What the exercise asks
Report how many lines contain "ADVERTENCIA". The answer is a single number.
-- start Exercise material --
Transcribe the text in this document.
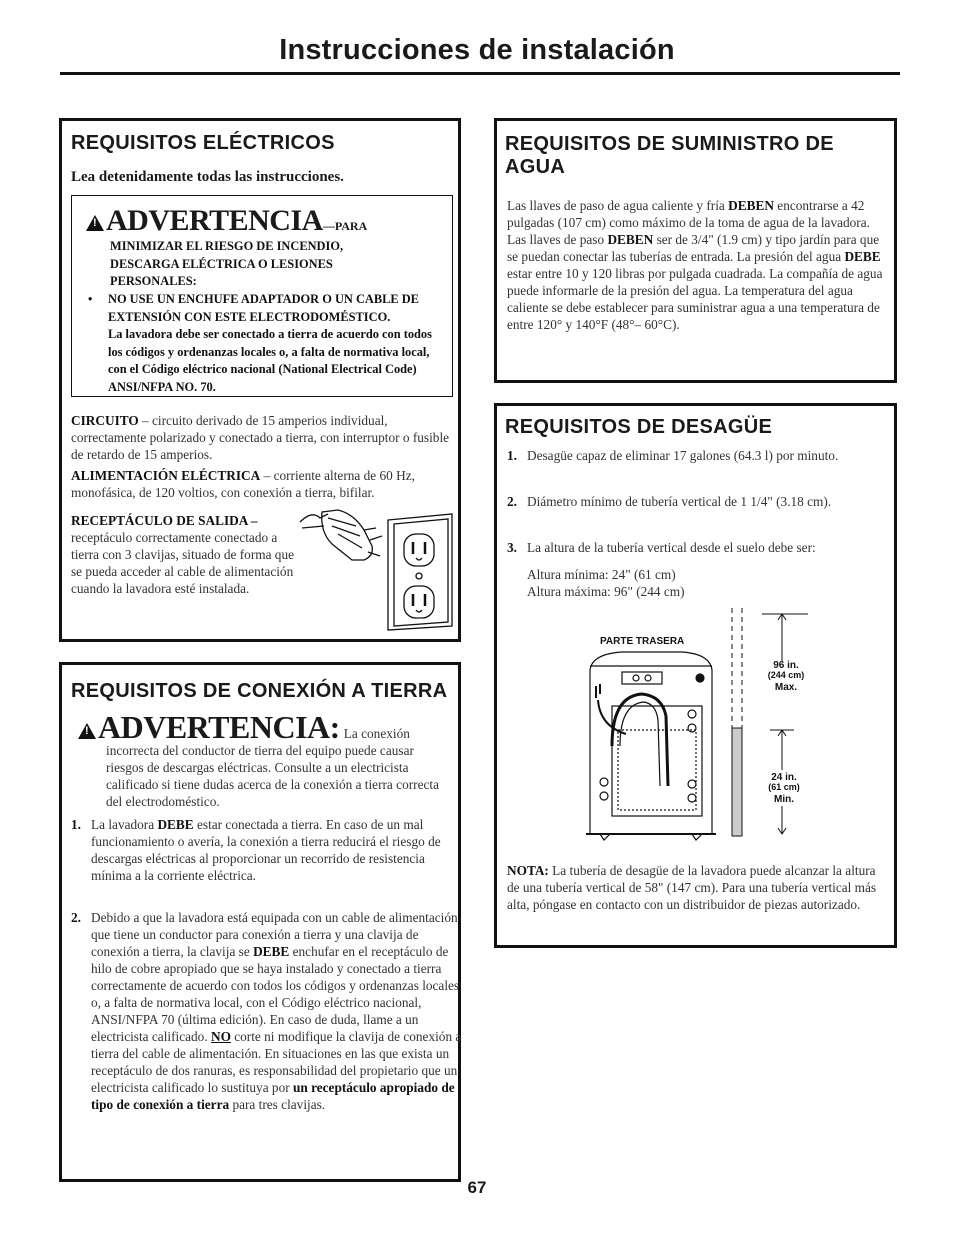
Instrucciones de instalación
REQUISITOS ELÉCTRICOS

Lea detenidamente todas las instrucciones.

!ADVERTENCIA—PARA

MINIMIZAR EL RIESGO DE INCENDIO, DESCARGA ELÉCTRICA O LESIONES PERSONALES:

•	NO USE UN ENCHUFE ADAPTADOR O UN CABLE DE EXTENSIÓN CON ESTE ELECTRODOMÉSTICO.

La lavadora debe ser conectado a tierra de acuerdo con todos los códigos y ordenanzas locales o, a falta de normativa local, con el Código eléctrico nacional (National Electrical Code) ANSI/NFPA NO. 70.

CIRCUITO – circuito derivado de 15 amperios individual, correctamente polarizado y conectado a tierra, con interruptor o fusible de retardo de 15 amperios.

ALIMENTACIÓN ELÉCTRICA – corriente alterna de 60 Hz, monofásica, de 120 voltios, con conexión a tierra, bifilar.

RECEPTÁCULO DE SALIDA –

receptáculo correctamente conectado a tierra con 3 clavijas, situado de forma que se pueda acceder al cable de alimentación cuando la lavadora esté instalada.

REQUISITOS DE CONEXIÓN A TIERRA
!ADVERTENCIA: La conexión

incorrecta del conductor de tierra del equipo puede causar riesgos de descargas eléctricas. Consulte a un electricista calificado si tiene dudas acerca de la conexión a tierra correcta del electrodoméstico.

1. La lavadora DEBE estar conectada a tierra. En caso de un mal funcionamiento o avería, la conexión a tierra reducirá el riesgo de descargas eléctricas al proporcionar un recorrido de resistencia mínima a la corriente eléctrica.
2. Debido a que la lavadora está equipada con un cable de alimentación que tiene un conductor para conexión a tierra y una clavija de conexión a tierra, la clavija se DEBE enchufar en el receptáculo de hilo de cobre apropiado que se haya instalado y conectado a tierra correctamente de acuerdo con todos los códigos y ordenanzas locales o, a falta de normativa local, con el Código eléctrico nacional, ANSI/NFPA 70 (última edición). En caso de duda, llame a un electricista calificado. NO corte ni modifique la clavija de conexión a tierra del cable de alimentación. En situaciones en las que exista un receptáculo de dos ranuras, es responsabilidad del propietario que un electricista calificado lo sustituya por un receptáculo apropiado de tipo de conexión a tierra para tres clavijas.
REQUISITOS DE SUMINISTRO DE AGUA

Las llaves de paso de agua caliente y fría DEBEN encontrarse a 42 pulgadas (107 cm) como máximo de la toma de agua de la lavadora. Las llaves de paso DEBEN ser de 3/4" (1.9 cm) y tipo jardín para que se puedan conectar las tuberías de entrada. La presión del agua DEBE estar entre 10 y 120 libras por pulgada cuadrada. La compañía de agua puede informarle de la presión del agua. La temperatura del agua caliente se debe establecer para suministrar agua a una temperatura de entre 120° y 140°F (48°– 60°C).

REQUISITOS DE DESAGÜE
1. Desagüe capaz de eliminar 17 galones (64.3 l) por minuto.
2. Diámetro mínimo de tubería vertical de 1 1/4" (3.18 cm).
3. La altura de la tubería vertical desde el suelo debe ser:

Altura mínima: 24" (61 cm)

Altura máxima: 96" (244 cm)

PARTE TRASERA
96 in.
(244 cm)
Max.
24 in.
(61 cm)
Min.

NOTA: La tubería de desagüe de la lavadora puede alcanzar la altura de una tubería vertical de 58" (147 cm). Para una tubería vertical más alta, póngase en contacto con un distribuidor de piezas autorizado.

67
-- end Exercise material --
-- start Exercise material --
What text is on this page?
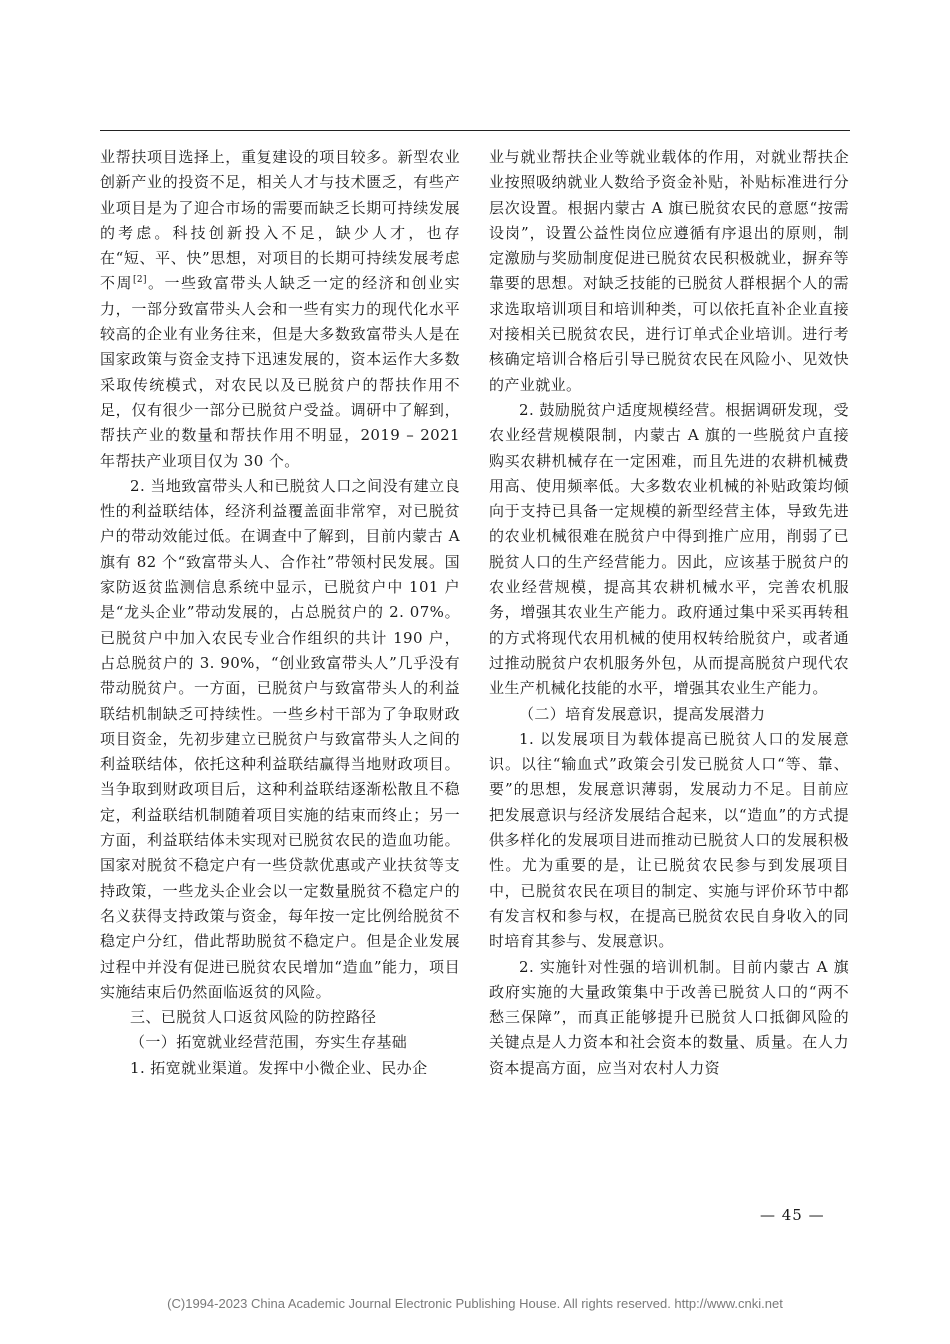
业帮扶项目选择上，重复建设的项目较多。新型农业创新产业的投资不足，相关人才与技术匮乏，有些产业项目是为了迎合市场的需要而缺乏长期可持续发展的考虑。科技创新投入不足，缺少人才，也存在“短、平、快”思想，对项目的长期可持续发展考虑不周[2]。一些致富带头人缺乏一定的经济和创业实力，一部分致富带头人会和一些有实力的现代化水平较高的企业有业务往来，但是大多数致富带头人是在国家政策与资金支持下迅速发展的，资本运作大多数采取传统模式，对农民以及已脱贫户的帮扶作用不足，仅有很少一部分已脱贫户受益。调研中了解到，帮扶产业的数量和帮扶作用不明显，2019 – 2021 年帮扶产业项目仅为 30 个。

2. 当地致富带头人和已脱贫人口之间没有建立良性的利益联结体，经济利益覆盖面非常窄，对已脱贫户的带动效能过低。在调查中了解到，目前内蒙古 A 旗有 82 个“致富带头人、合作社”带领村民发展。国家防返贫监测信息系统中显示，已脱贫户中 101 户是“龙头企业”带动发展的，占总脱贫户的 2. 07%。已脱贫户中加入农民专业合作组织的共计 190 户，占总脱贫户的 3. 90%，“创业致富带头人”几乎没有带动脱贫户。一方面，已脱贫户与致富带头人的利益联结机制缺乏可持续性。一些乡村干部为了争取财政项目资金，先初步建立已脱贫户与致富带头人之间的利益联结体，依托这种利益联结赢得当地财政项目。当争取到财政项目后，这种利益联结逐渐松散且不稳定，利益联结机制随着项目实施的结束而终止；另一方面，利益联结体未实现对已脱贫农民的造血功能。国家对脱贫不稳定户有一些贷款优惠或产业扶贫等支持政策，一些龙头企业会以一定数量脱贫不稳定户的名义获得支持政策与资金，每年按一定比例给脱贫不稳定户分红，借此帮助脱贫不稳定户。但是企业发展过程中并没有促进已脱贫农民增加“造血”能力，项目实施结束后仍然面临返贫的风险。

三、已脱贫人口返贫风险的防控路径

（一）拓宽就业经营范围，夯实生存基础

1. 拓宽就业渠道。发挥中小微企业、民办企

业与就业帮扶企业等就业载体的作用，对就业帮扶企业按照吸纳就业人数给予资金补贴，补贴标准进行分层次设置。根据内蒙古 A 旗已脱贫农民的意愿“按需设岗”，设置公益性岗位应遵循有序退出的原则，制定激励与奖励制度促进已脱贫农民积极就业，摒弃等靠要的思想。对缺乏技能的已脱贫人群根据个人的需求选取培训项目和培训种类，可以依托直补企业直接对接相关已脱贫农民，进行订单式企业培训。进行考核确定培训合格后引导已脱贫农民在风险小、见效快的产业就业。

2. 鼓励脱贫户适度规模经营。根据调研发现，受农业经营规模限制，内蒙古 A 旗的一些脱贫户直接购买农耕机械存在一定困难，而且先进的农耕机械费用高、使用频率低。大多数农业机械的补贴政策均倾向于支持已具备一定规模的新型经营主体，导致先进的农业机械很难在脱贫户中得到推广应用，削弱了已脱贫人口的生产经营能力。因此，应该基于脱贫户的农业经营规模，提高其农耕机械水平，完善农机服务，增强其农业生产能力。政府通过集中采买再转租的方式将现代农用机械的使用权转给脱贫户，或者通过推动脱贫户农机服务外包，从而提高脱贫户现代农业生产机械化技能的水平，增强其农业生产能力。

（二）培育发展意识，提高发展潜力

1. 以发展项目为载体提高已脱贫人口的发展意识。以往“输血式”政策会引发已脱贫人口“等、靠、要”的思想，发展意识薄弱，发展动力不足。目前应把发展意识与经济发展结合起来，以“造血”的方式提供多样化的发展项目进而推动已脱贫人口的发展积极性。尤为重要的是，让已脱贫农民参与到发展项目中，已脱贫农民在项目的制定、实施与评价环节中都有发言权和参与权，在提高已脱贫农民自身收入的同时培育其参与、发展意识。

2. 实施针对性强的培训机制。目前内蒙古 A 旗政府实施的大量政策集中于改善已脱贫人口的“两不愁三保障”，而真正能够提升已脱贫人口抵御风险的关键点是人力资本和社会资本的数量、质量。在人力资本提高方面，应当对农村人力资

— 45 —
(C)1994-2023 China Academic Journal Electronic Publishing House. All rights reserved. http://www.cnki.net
-- end Exercise material --
-- start Exercise material --
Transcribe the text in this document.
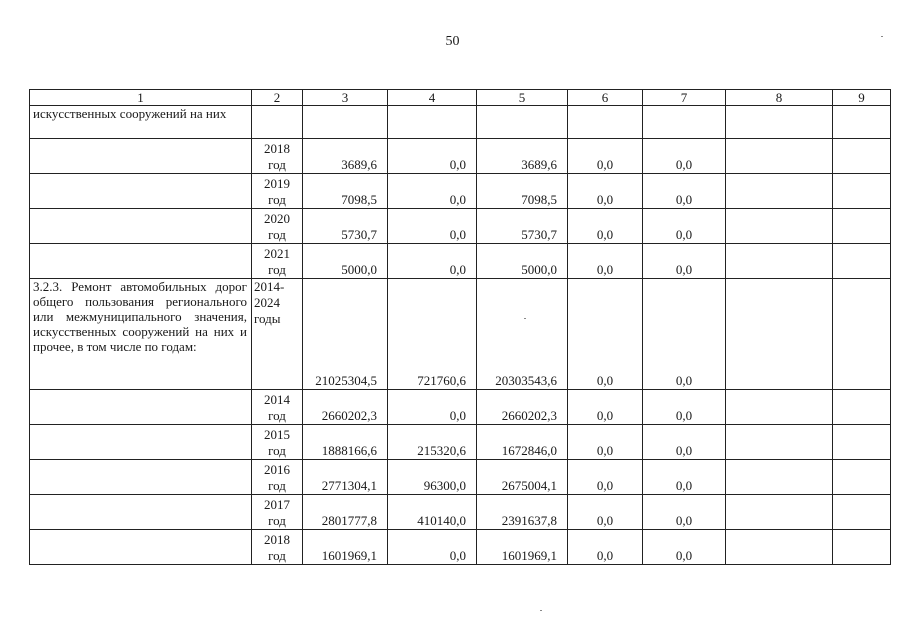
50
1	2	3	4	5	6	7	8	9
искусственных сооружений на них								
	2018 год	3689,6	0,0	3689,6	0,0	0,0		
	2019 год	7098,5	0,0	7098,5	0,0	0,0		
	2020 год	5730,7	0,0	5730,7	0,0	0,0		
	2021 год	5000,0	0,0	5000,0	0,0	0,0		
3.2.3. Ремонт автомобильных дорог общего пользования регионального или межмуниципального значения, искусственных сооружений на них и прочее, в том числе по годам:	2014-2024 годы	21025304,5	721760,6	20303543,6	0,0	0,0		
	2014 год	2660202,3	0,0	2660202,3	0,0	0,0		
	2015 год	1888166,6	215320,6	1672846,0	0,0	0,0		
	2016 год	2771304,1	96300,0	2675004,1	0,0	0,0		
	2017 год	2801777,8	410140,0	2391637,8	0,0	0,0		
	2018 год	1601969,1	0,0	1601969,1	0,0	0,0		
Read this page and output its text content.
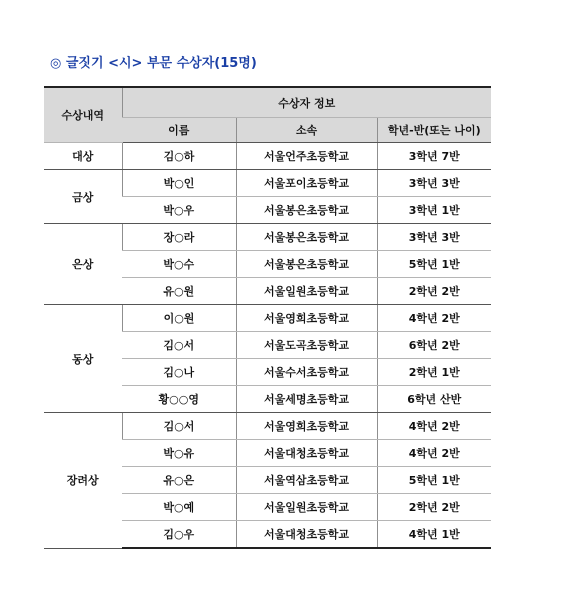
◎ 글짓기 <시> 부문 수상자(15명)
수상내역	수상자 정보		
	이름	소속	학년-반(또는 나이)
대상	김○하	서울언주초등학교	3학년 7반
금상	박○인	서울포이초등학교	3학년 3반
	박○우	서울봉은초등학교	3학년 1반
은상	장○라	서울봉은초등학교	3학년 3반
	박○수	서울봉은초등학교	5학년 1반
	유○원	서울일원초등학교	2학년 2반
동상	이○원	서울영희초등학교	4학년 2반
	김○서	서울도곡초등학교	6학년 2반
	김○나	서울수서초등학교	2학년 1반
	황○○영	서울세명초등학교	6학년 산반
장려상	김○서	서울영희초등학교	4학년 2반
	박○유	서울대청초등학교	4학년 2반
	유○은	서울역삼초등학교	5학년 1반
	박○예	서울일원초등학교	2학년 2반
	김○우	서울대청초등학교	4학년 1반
-- end Exercise material --
Exercise response
2